What needs to be done
Output all of the records exactly as written.

Provided records
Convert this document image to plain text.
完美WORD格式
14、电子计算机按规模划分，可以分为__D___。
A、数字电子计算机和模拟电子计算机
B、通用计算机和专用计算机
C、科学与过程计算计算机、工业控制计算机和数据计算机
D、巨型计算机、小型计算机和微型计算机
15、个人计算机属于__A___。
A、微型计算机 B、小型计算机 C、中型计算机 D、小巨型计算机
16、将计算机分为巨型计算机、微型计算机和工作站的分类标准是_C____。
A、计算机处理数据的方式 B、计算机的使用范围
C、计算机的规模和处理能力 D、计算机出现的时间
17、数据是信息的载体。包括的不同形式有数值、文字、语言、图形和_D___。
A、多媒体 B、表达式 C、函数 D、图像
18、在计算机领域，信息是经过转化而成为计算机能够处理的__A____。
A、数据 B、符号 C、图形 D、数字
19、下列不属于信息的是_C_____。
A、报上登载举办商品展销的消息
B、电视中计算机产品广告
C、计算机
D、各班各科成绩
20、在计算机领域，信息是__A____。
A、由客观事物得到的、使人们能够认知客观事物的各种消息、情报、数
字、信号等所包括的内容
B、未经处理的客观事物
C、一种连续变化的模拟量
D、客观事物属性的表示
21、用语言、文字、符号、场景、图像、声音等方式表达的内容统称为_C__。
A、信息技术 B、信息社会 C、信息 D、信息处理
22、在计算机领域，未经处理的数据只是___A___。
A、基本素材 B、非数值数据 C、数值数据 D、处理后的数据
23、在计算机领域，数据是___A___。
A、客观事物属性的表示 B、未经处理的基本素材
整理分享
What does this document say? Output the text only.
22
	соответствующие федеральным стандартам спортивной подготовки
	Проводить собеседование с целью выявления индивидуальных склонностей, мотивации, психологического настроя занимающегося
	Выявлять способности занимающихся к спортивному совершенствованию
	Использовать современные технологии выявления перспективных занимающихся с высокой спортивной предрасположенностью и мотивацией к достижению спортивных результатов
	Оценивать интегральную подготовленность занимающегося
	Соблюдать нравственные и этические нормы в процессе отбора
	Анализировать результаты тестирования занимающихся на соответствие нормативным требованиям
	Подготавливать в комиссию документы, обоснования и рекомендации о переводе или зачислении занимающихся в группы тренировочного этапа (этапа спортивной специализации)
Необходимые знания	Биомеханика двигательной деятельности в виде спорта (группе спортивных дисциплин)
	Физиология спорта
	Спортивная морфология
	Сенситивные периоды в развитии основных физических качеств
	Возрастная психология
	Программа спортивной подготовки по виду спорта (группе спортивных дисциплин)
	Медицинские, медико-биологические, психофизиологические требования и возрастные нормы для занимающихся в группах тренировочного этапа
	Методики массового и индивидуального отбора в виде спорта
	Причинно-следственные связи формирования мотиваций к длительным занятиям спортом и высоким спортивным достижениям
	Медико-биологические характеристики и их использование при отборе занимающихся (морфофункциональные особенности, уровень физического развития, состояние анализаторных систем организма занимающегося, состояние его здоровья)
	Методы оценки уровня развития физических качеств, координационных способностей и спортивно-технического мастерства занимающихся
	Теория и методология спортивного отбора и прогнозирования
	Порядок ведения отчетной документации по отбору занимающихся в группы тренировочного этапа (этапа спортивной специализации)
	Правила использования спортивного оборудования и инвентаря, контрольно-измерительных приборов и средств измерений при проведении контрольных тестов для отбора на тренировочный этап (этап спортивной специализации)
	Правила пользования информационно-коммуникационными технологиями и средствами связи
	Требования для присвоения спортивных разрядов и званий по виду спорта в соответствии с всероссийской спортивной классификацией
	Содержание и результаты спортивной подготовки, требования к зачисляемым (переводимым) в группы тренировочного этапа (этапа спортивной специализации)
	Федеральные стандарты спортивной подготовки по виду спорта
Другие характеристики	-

The output
Convert this document image to plain text.
完美WORD格式
14、电子计算机按规模划分，可以分为__D___。
A、数字电子计算机和模拟电子计算机
B、通用计算机和专用计算机
C、科学与过程计算计算机、工业控制计算机和数据计算机
D、巨型计算机、小型计算机和微型计算机
15、个人计算机属于__A___。
A、微型计算机 B、小型计算机 C、中型计算机 D、小巨型计算机
16、将计算机分为巨型计算机、微型计算机和工作站的分类标准是_C____。
A、计算机处理数据的方式 B、计算机的使用范围
C、计算机的规模和处理能力 D、计算机出现的时间
17、数据是信息的载体。包括的不同形式有数值、文字、语言、图形和_D___。
A、多媒体 B、表达式 C、函数 D、图像
18、在计算机领域，信息是经过转化而成为计算机能够处理的__A____。
A、数据 B、符号 C、图形 D、数字
19、下列不属于信息的是_C_____。
A、报上登载举办商品展销的消息
B、电视中计算机产品广告
C、计算机
D、各班各科成绩
20、在计算机领域，信息是__A____。
A、由客观事物得到的、使人们能够认知客观事物的各种消息、情报、数
字、信号等所包括的内容
B、未经处理的客观事物
C、一种连续变化的模拟量
D、客观事物属性的表示
21、用语言、文字、符号、场景、图像、声音等方式表达的内容统称为_C__。
A、信息技术 B、信息社会 C、信息 D、信息处理
22、在计算机领域，未经处理的数据只是___A___。
A、基本素材 B、非数值数据 C、数值数据 D、处理后的数据
23、在计算机领域，数据是___A___。
A、客观事物属性的表示 B、未经处理的基本素材
整理分享
What does this document say? Output the text only.
22
	соответствующие федеральным стандартам спортивной подготовки
	Проводить собеседование с целью выявления индивидуальных склонностей, мотивации, психологического настроя занимающегося
	Выявлять способности занимающихся к спортивному совершенствованию
	Использовать современные технологии выявления перспективных занимающихся с высокой спортивной предрасположенностью и мотивацией к достижению спортивных результатов
	Оценивать интегральную подготовленность занимающегося
	Соблюдать нравственные и этические нормы в процессе отбора
	Анализировать результаты тестирования занимающихся на соответствие нормативным требованиям
	Подготавливать в комиссию документы, обоснования и рекомендации о переводе или зачислении занимающихся в группы тренировочного этапа (этапа спортивной специализации)
Необходимые знания	Биомеханика двигательной деятельности в виде спорта (группе спортивных дисциплин)
	Физиология спорта
	Спортивная морфология
	Сенситивные периоды в развитии основных физических качеств
	Возрастная психология
	Программа спортивной подготовки по виду спорта (группе спортивных дисциплин)
	Медицинские, медико-биологические, психофизиологические требования и возрастные нормы для занимающихся в группах тренировочного этапа
	Методики массового и индивидуального отбора в виде спорта
	Причинно-следственные связи формирования мотиваций к длительным занятиям спортом и высоким спортивным достижениям
	Медико-биологические характеристики и их использование при отборе занимающихся (морфофункциональные особенности, уровень физического развития, состояние анализаторных систем организма занимающегося, состояние его здоровья)
	Методы оценки уровня развития физических качеств, координационных способностей и спортивно-технического мастерства занимающихся
	Теория и методология спортивного отбора и прогнозирования
	Порядок ведения отчетной документации по отбору занимающихся в группы тренировочного этапа (этапа спортивной специализации)
	Правила использования спортивного оборудования и инвентаря, контрольно-измерительных приборов и средств измерений при проведении контрольных тестов для отбора на тренировочный этап (этап спортивной специализации)
	Правила пользования информационно-коммуникационными технологиями и средствами связи
	Требования для присвоения спортивных разрядов и званий по виду спорта в соответствии с всероссийской спортивной классификацией
	Содержание и результаты спортивной подготовки, требования к зачисляемым (переводимым) в группы тренировочного этапа (этапа спортивной специализации)
	Федеральные стандарты спортивной подготовки по виду спорта
Другие характеристики	-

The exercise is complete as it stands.